Task description » Copy out every record below, word for word.

Record extracts »
---*---

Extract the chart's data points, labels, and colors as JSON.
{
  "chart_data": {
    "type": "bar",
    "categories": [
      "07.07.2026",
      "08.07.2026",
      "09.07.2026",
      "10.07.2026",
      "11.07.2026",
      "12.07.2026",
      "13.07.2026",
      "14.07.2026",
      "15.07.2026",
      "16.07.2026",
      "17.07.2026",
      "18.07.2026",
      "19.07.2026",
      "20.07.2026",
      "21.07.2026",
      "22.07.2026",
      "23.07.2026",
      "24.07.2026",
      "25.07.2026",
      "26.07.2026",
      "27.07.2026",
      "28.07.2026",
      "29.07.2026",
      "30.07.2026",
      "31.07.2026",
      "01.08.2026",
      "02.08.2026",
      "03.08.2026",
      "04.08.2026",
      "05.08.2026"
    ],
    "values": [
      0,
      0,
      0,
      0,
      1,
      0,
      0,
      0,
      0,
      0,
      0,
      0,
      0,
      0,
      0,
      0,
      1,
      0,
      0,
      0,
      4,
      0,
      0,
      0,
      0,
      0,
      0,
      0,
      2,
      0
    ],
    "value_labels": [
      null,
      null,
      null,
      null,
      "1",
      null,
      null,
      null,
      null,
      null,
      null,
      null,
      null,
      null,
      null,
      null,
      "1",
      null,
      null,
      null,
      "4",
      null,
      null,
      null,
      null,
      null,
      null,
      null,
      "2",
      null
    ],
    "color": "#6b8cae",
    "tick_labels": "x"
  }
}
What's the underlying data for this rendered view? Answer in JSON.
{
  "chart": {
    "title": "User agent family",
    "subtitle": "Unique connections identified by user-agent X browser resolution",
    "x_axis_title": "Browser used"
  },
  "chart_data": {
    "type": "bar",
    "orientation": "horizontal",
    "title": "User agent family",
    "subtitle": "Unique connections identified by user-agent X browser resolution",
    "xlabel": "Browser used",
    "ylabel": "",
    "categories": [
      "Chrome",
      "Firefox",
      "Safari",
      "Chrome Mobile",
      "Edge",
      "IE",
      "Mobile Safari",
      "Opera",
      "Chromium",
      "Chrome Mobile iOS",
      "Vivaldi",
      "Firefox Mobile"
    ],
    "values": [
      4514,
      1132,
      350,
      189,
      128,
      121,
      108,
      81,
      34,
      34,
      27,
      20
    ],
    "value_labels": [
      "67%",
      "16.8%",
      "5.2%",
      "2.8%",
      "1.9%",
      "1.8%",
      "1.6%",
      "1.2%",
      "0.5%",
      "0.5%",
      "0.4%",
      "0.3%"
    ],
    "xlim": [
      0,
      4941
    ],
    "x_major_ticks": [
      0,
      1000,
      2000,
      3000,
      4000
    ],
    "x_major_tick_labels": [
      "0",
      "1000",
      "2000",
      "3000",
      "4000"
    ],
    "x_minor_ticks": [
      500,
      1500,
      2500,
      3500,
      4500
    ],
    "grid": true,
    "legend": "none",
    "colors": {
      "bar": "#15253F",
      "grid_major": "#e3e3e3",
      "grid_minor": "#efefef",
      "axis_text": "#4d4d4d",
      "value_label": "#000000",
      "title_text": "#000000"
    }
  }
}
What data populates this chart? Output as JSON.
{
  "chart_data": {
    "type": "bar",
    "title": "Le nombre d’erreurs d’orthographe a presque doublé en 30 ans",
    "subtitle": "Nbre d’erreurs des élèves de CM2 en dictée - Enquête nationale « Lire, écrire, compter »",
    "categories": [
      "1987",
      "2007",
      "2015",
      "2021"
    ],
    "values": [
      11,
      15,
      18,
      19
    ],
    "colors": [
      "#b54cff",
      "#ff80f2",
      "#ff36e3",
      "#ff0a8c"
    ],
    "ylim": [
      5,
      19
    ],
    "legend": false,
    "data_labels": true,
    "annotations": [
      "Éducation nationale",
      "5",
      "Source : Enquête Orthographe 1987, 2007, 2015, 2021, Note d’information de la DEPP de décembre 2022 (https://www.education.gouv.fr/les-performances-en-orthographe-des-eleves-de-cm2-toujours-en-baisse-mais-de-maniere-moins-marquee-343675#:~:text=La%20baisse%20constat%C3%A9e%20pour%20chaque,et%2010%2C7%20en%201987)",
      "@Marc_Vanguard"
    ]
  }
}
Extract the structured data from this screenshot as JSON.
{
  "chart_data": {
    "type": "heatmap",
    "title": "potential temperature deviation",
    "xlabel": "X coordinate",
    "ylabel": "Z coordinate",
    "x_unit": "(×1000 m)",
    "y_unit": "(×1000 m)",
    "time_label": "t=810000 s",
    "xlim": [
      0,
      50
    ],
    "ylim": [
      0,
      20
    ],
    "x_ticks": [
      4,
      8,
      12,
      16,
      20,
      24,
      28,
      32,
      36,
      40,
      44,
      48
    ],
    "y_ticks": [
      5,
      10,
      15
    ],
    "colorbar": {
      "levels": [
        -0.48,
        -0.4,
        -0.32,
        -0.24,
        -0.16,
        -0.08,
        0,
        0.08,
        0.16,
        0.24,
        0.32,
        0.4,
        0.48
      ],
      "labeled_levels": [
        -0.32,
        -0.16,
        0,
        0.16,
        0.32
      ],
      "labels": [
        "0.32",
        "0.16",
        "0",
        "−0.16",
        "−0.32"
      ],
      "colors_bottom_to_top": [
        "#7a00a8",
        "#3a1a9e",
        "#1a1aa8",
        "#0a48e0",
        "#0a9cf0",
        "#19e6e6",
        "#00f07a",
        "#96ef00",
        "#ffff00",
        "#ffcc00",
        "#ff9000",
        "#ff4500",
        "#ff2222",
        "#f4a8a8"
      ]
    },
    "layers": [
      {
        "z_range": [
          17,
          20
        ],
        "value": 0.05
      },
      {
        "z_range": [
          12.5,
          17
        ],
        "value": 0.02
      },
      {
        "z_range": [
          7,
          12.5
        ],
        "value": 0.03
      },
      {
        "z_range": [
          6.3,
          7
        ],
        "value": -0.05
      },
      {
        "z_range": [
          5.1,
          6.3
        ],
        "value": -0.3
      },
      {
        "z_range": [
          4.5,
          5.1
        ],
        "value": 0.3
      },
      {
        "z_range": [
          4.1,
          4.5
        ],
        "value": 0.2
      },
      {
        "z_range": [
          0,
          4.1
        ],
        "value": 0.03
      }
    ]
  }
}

---*---

Exercise solution »
Extract the chart's data points, labels, and colors as JSON.
{
  "chart_data": {
    "type": "bar",
    "categories": [
      "07.07.2026",
      "08.07.2026",
      "09.07.2026",
      "10.07.2026",
      "11.07.2026",
      "12.07.2026",
      "13.07.2026",
      "14.07.2026",
      "15.07.2026",
      "16.07.2026",
      "17.07.2026",
      "18.07.2026",
      "19.07.2026",
      "20.07.2026",
      "21.07.2026",
      "22.07.2026",
      "23.07.2026",
      "24.07.2026",
      "25.07.2026",
      "26.07.2026",
      "27.07.2026",
      "28.07.2026",
      "29.07.2026",
      "30.07.2026",
      "31.07.2026",
      "01.08.2026",
      "02.08.2026",
      "03.08.2026",
      "04.08.2026",
      "05.08.2026"
    ],
    "values": [
      0,
      0,
      0,
      0,
      1,
      0,
      0,
      0,
      0,
      0,
      0,
      0,
      0,
      0,
      0,
      0,
      1,
      0,
      0,
      0,
      4,
      0,
      0,
      0,
      0,
      0,
      0,
      0,
      2,
      0
    ],
    "value_labels": [
      null,
      null,
      null,
      null,
      "1",
      null,
      null,
      null,
      null,
      null,
      null,
      null,
      null,
      null,
      null,
      null,
      "1",
      null,
      null,
      null,
      "4",
      null,
      null,
      null,
      null,
      null,
      null,
      null,
      "2",
      null
    ],
    "color": "#6b8cae",
    "tick_labels": "x"
  }
}
What's the underlying data for this rendered view? Answer in JSON.
{
  "chart": {
    "title": "User agent family",
    "subtitle": "Unique connections identified by user-agent X browser resolution",
    "x_axis_title": "Browser used"
  },
  "chart_data": {
    "type": "bar",
    "orientation": "horizontal",
    "title": "User agent family",
    "subtitle": "Unique connections identified by user-agent X browser resolution",
    "xlabel": "Browser used",
    "ylabel": "",
    "categories": [
      "Chrome",
      "Firefox",
      "Safari",
      "Chrome Mobile",
      "Edge",
      "IE",
      "Mobile Safari",
      "Opera",
      "Chromium",
      "Chrome Mobile iOS",
      "Vivaldi",
      "Firefox Mobile"
    ],
    "values": [
      4514,
      1132,
      350,
      189,
      128,
      121,
      108,
      81,
      34,
      34,
      27,
      20
    ],
    "value_labels": [
      "67%",
      "16.8%",
      "5.2%",
      "2.8%",
      "1.9%",
      "1.8%",
      "1.6%",
      "1.2%",
      "0.5%",
      "0.5%",
      "0.4%",
      "0.3%"
    ],
    "xlim": [
      0,
      4941
    ],
    "x_major_ticks": [
      0,
      1000,
      2000,
      3000,
      4000
    ],
    "x_major_tick_labels": [
      "0",
      "1000",
      "2000",
      "3000",
      "4000"
    ],
    "x_minor_ticks": [
      500,
      1500,
      2500,
      3500,
      4500
    ],
    "grid": true,
    "legend": "none",
    "colors": {
      "bar": "#15253F",
      "grid_major": "#e3e3e3",
      "grid_minor": "#efefef",
      "axis_text": "#4d4d4d",
      "value_label": "#000000",
      "title_text": "#000000"
    }
  }
}
What data populates this chart? Output as JSON.
{
  "chart_data": {
    "type": "bar",
    "title": "Le nombre d’erreurs d’orthographe a presque doublé en 30 ans",
    "subtitle": "Nbre d’erreurs des élèves de CM2 en dictée - Enquête nationale « Lire, écrire, compter »",
    "categories": [
      "1987",
      "2007",
      "2015",
      "2021"
    ],
    "values": [
      11,
      15,
      18,
      19
    ],
    "colors": [
      "#b54cff",
      "#ff80f2",
      "#ff36e3",
      "#ff0a8c"
    ],
    "ylim": [
      5,
      19
    ],
    "legend": false,
    "data_labels": true,
    "annotations": [
      "Éducation nationale",
      "5",
      "Source : Enquête Orthographe 1987, 2007, 2015, 2021, Note d’information de la DEPP de décembre 2022 (https://www.education.gouv.fr/les-performances-en-orthographe-des-eleves-de-cm2-toujours-en-baisse-mais-de-maniere-moins-marquee-343675#:~:text=La%20baisse%20constat%C3%A9e%20pour%20chaque,et%2010%2C7%20en%201987)",
      "@Marc_Vanguard"
    ]
  }
}
Extract the structured data from this screenshot as JSON.
{
  "chart_data": {
    "type": "heatmap",
    "title": "potential temperature deviation",
    "xlabel": "X coordinate",
    "ylabel": "Z coordinate",
    "x_unit": "(×1000 m)",
    "y_unit": "(×1000 m)",
    "time_label": "t=810000 s",
    "xlim": [
      0,
      50
    ],
    "ylim": [
      0,
      20
    ],
    "x_ticks": [
      4,
      8,
      12,
      16,
      20,
      24,
      28,
      32,
      36,
      40,
      44,
      48
    ],
    "y_ticks": [
      5,
      10,
      15
    ],
    "colorbar": {
      "levels": [
        -0.48,
        -0.4,
        -0.32,
        -0.24,
        -0.16,
        -0.08,
        0,
        0.08,
        0.16,
        0.24,
        0.32,
        0.4,
        0.48
      ],
      "labeled_levels": [
        -0.32,
        -0.16,
        0,
        0.16,
        0.32
      ],
      "labels": [
        "0.32",
        "0.16",
        "0",
        "−0.16",
        "−0.32"
      ],
      "colors_bottom_to_top": [
        "#7a00a8",
        "#3a1a9e",
        "#1a1aa8",
        "#0a48e0",
        "#0a9cf0",
        "#19e6e6",
        "#00f07a",
        "#96ef00",
        "#ffff00",
        "#ffcc00",
        "#ff9000",
        "#ff4500",
        "#ff2222",
        "#f4a8a8"
      ]
    },
    "layers": [
      {
        "z_range": [
          17,
          20
        ],
        "value": 0.05
      },
      {
        "z_range": [
          12.5,
          17
        ],
        "value": 0.02
      },
      {
        "z_range": [
          7,
          12.5
        ],
        "value": 0.03
      },
      {
        "z_range": [
          6.3,
          7
        ],
        "value": -0.05
      },
      {
        "z_range": [
          5.1,
          6.3
        ],
        "value": -0.3
      },
      {
        "z_range": [
          4.5,
          5.1
        ],
        "value": 0.3
      },
      {
        "z_range": [
          4.1,
          4.5
        ],
        "value": 0.2
      },
      {
        "z_range": [
          0,
          4.1
        ],
        "value": 0.03
      }
    ]
  }
}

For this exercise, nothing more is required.